Problem description →
A faithful, complete copy of the entries below is required, with images removed.

The data →
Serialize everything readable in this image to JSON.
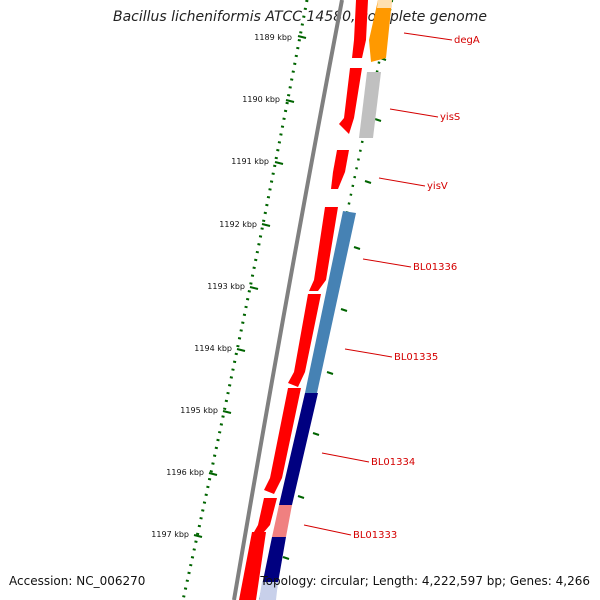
{
  "figure": {
    "title": "Bacillus licheniformis ATCC 14580, complete genome",
    "accession": "Accession: NC_006270",
    "topology": "Topology: circular; Length: 4,222,597 bp; Genes: 4,266"
  },
  "ruler": {
    "ticks": [
      {
        "label": "1189 kbp"
      },
      {
        "label": "1190 kbp"
      },
      {
        "label": "1191 kbp"
      },
      {
        "label": "1192 kbp"
      },
      {
        "label": "1193 kbp"
      },
      {
        "label": "1194 kbp"
      },
      {
        "label": "1195 kbp"
      },
      {
        "label": "1196 kbp"
      },
      {
        "label": "1197 kbp"
      }
    ]
  },
  "genes": [
    {
      "label": "degA",
      "strand_a_color": "#ff0000",
      "strand_b_color": "#ff9900"
    },
    {
      "label": "yisS",
      "strand_a_color": "#ff0000",
      "strand_b_color": "#c0c0c0"
    },
    {
      "label": "yisV",
      "strand_a_color": "#ff0000",
      "strand_b_color": ""
    },
    {
      "label": "BL01336",
      "strand_a_color": "#ff0000",
      "strand_b_color": "#4682b4"
    },
    {
      "label": "BL01335",
      "strand_a_color": "#ff0000",
      "strand_b_color": "#4682b4"
    },
    {
      "label": "BL01334",
      "strand_a_color": "#ff0000",
      "strand_b_color": "#000080"
    },
    {
      "label": "BL01333",
      "strand_a_color": "#ff0000",
      "strand_b_color": "#f08080"
    }
  ],
  "colors": {
    "backbone": "#808080",
    "tick": "#006400",
    "label_line": "#d40000"
  }
}
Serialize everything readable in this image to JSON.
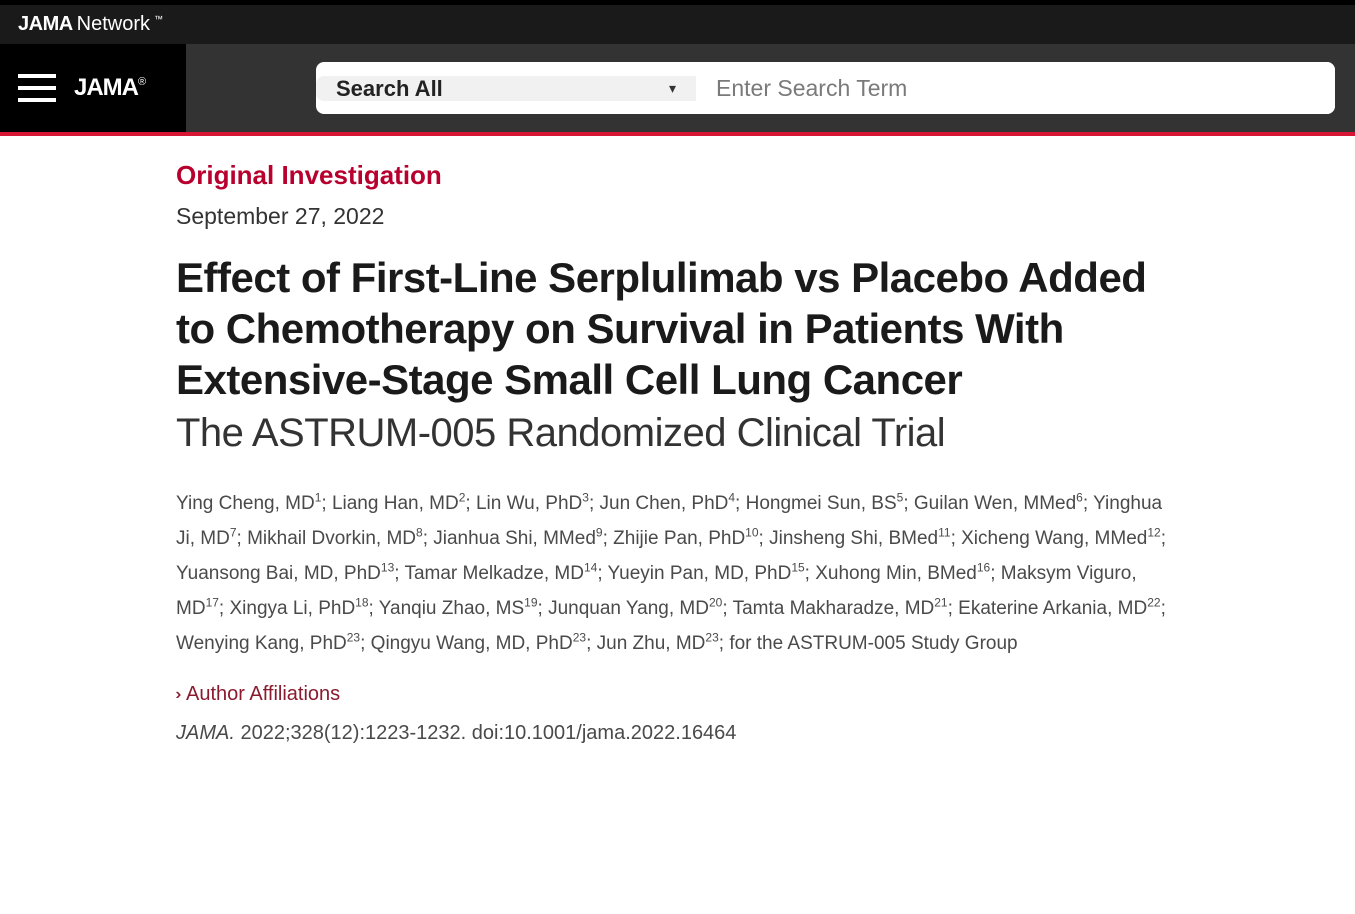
{
  "header": {
    "network_brand": "JAMA",
    "network_suffix": "Network",
    "tm": "™",
    "site_brand": "JAMA",
    "reg": "®"
  },
  "search": {
    "select_label": "Search All",
    "placeholder": "Enter Search Term"
  },
  "article": {
    "category": "Original Investigation",
    "date": "September 27, 2022",
    "title": "Effect of First-Line Serplulimab vs Placebo Added to Chemotherapy on Survival in Patients With Extensive-Stage Small Cell Lung Cancer",
    "subtitle": "The ASTRUM-005 Randomized Clinical Trial",
    "affiliations_label": "Author Affiliations",
    "citation_journal": "JAMA.",
    "citation_rest": " 2022;328(12):1223-1232. doi:10.1001/jama.2022.16464"
  },
  "authors": [
    {
      "name": "Ying Cheng, MD",
      "aff": "1"
    },
    {
      "name": "Liang Han, MD",
      "aff": "2"
    },
    {
      "name": "Lin Wu, PhD",
      "aff": "3"
    },
    {
      "name": "Jun Chen, PhD",
      "aff": "4"
    },
    {
      "name": "Hongmei Sun, BS",
      "aff": "5"
    },
    {
      "name": "Guilan Wen, MMed",
      "aff": "6"
    },
    {
      "name": "Yinghua Ji, MD",
      "aff": "7"
    },
    {
      "name": "Mikhail Dvorkin, MD",
      "aff": "8"
    },
    {
      "name": "Jianhua Shi, MMed",
      "aff": "9"
    },
    {
      "name": "Zhijie Pan, PhD",
      "aff": "10"
    },
    {
      "name": "Jinsheng Shi, BMed",
      "aff": "11"
    },
    {
      "name": "Xicheng Wang, MMed",
      "aff": "12"
    },
    {
      "name": "Yuansong Bai, MD, PhD",
      "aff": "13"
    },
    {
      "name": "Tamar Melkadze, MD",
      "aff": "14"
    },
    {
      "name": "Yueyin Pan, MD, PhD",
      "aff": "15"
    },
    {
      "name": "Xuhong Min, BMed",
      "aff": "16"
    },
    {
      "name": "Maksym Viguro, MD",
      "aff": "17"
    },
    {
      "name": "Xingya Li, PhD",
      "aff": "18"
    },
    {
      "name": "Yanqiu Zhao, MS",
      "aff": "19"
    },
    {
      "name": "Junquan Yang, MD",
      "aff": "20"
    },
    {
      "name": "Tamta Makharadze, MD",
      "aff": "21"
    },
    {
      "name": "Ekaterine Arkania, MD",
      "aff": "22"
    },
    {
      "name": "Wenying Kang, PhD",
      "aff": "23"
    },
    {
      "name": "Qingyu Wang, MD, PhD",
      "aff": "23"
    },
    {
      "name": "Jun Zhu, MD",
      "aff": "23"
    }
  ],
  "authors_suffix": "; for the ASTRUM-005 Study Group",
  "colors": {
    "accent": "#d71635",
    "category": "#b8002e",
    "top_bg": "#1a1a1a",
    "nav_bg": "#333333",
    "menu_bg": "#000000"
  }
}
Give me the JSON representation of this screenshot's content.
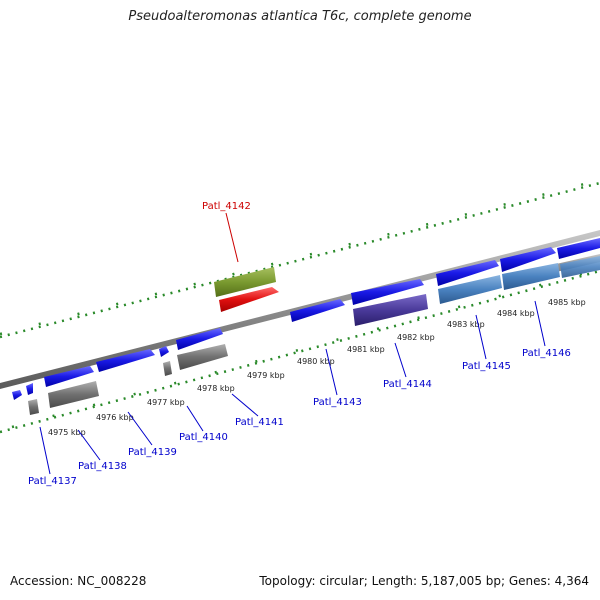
{
  "title": "Pseudoalteromonas atlantica T6c, complete genome",
  "accession": "Accession: NC_008228",
  "topology": "Topology: circular; Length: 5,187,005 bp; Genes: 4,364",
  "scale_labels": [
    "4975 kbp",
    "4976 kbp",
    "4977 kbp",
    "4978 kbp",
    "4979 kbp",
    "4980 kbp",
    "4981 kbp",
    "4982 kbp",
    "4983 kbp",
    "4984 kbp",
    "4985 kbp"
  ],
  "gene_labels": [
    "Patl_4137",
    "Patl_4138",
    "Patl_4139",
    "Patl_4140",
    "Patl_4141",
    "Patl_4142",
    "Patl_4143",
    "Patl_4144",
    "Patl_4145",
    "Patl_4146"
  ],
  "colors": {
    "backbone": "#8c8c8c",
    "tick": "#2a8a2a",
    "cds": "#1a1ae6",
    "gene": "#707070",
    "trna": "#7a9a30",
    "trna_gene": "#e01010",
    "operon_blue": "#4a82c0",
    "operon_purple": "#4a3a9a",
    "label_default": "#0000cc",
    "label_highlight": "#cc0000"
  }
}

Problem solution →
Serialize everything readable in this image to JSON.
{
  "figure": {
    "title": "Bacillus licheniformis ATCC 14580, complete genome",
    "accession": "Accession: NC_006270",
    "topology": "Topology: circular; Length: 4,222,597 bp; Genes: 4,266"
  },
  "ruler": {
    "ticks": [
      {
        "label": "1189 kbp"
      },
      {
        "label": "1190 kbp"
      },
      {
        "label": "1191 kbp"
      },
      {
        "label": "1192 kbp"
      },
      {
        "label": "1193 kbp"
      },
      {
        "label": "1194 kbp"
      },
      {
        "label": "1195 kbp"
      },
      {
        "label": "1196 kbp"
      },
      {
        "label": "1197 kbp"
      }
    ]
  },
  "genes": [
    {
      "label": "degA",
      "strand_a_color": "#ff0000",
      "strand_b_color": "#ff9900"
    },
    {
      "label": "yisS",
      "strand_a_color": "#ff0000",
      "strand_b_color": "#c0c0c0"
    },
    {
      "label": "yisV",
      "strand_a_color": "#ff0000",
      "strand_b_color": ""
    },
    {
      "label": "BL01336",
      "strand_a_color": "#ff0000",
      "strand_b_color": "#4682b4"
    },
    {
      "label": "BL01335",
      "strand_a_color": "#ff0000",
      "strand_b_color": "#4682b4"
    },
    {
      "label": "BL01334",
      "strand_a_color": "#ff0000",
      "strand_b_color": "#000080"
    },
    {
      "label": "BL01333",
      "strand_a_color": "#ff0000",
      "strand_b_color": "#f08080"
    }
  ],
  "colors": {
    "backbone": "#808080",
    "tick": "#006400",
    "label_line": "#d40000"
  }
}
Serialize everything readable in this image to JSON.
{
  "header": {
    "network_brand": "JAMA",
    "network_suffix": "Network",
    "tm": "™",
    "site_brand": "JAMA",
    "reg": "®"
  },
  "search": {
    "select_label": "Search All",
    "placeholder": "Enter Search Term"
  },
  "article": {
    "category": "Original Investigation",
    "date": "September 27, 2022",
    "title": "Effect of First-Line Serplulimab vs Placebo Added to Chemotherapy on Survival in Patients With Extensive-Stage Small Cell Lung Cancer",
    "subtitle": "The ASTRUM-005 Randomized Clinical Trial",
    "affiliations_label": "Author Affiliations",
    "citation_journal": "JAMA.",
    "citation_rest": " 2022;328(12):1223-1232. doi:10.1001/jama.2022.16464"
  },
  "authors": [
    {
      "name": "Ying Cheng, MD",
      "aff": "1"
    },
    {
      "name": "Liang Han, MD",
      "aff": "2"
    },
    {
      "name": "Lin Wu, PhD",
      "aff": "3"
    },
    {
      "name": "Jun Chen, PhD",
      "aff": "4"
    },
    {
      "name": "Hongmei Sun, BS",
      "aff": "5"
    },
    {
      "name": "Guilan Wen, MMed",
      "aff": "6"
    },
    {
      "name": "Yinghua Ji, MD",
      "aff": "7"
    },
    {
      "name": "Mikhail Dvorkin, MD",
      "aff": "8"
    },
    {
      "name": "Jianhua Shi, MMed",
      "aff": "9"
    },
    {
      "name": "Zhijie Pan, PhD",
      "aff": "10"
    },
    {
      "name": "Jinsheng Shi, BMed",
      "aff": "11"
    },
    {
      "name": "Xicheng Wang, MMed",
      "aff": "12"
    },
    {
      "name": "Yuansong Bai, MD, PhD",
      "aff": "13"
    },
    {
      "name": "Tamar Melkadze, MD",
      "aff": "14"
    },
    {
      "name": "Yueyin Pan, MD, PhD",
      "aff": "15"
    },
    {
      "name": "Xuhong Min, BMed",
      "aff": "16"
    },
    {
      "name": "Maksym Viguro, MD",
      "aff": "17"
    },
    {
      "name": "Xingya Li, PhD",
      "aff": "18"
    },
    {
      "name": "Yanqiu Zhao, MS",
      "aff": "19"
    },
    {
      "name": "Junquan Yang, MD",
      "aff": "20"
    },
    {
      "name": "Tamta Makharadze, MD",
      "aff": "21"
    },
    {
      "name": "Ekaterine Arkania, MD",
      "aff": "22"
    },
    {
      "name": "Wenying Kang, PhD",
      "aff": "23"
    },
    {
      "name": "Qingyu Wang, MD, PhD",
      "aff": "23"
    },
    {
      "name": "Jun Zhu, MD",
      "aff": "23"
    }
  ],
  "authors_suffix": "; for the ASTRUM-005 Study Group",
  "colors": {
    "accent": "#d71635",
    "category": "#b8002e",
    "top_bg": "#1a1a1a",
    "nav_bg": "#333333",
    "menu_bg": "#000000"
  }
}
Give me the JSON representation of this screenshot's content.
{
  "title": "Pseudoalteromonas atlantica T6c, complete genome",
  "accession": "Accession: NC_008228",
  "topology": "Topology: circular; Length: 5,187,005 bp; Genes: 4,364",
  "scale_labels": [
    "4975 kbp",
    "4976 kbp",
    "4977 kbp",
    "4978 kbp",
    "4979 kbp",
    "4980 kbp",
    "4981 kbp",
    "4982 kbp",
    "4983 kbp",
    "4984 kbp",
    "4985 kbp"
  ],
  "gene_labels": [
    "Patl_4137",
    "Patl_4138",
    "Patl_4139",
    "Patl_4140",
    "Patl_4141",
    "Patl_4142",
    "Patl_4143",
    "Patl_4144",
    "Patl_4145",
    "Patl_4146"
  ],
  "colors": {
    "backbone": "#8c8c8c",
    "tick": "#2a8a2a",
    "cds": "#1a1ae6",
    "gene": "#707070",
    "trna": "#7a9a30",
    "trna_gene": "#e01010",
    "operon_blue": "#4a82c0",
    "operon_purple": "#4a3a9a",
    "label_default": "#0000cc",
    "label_highlight": "#cc0000"
  }
}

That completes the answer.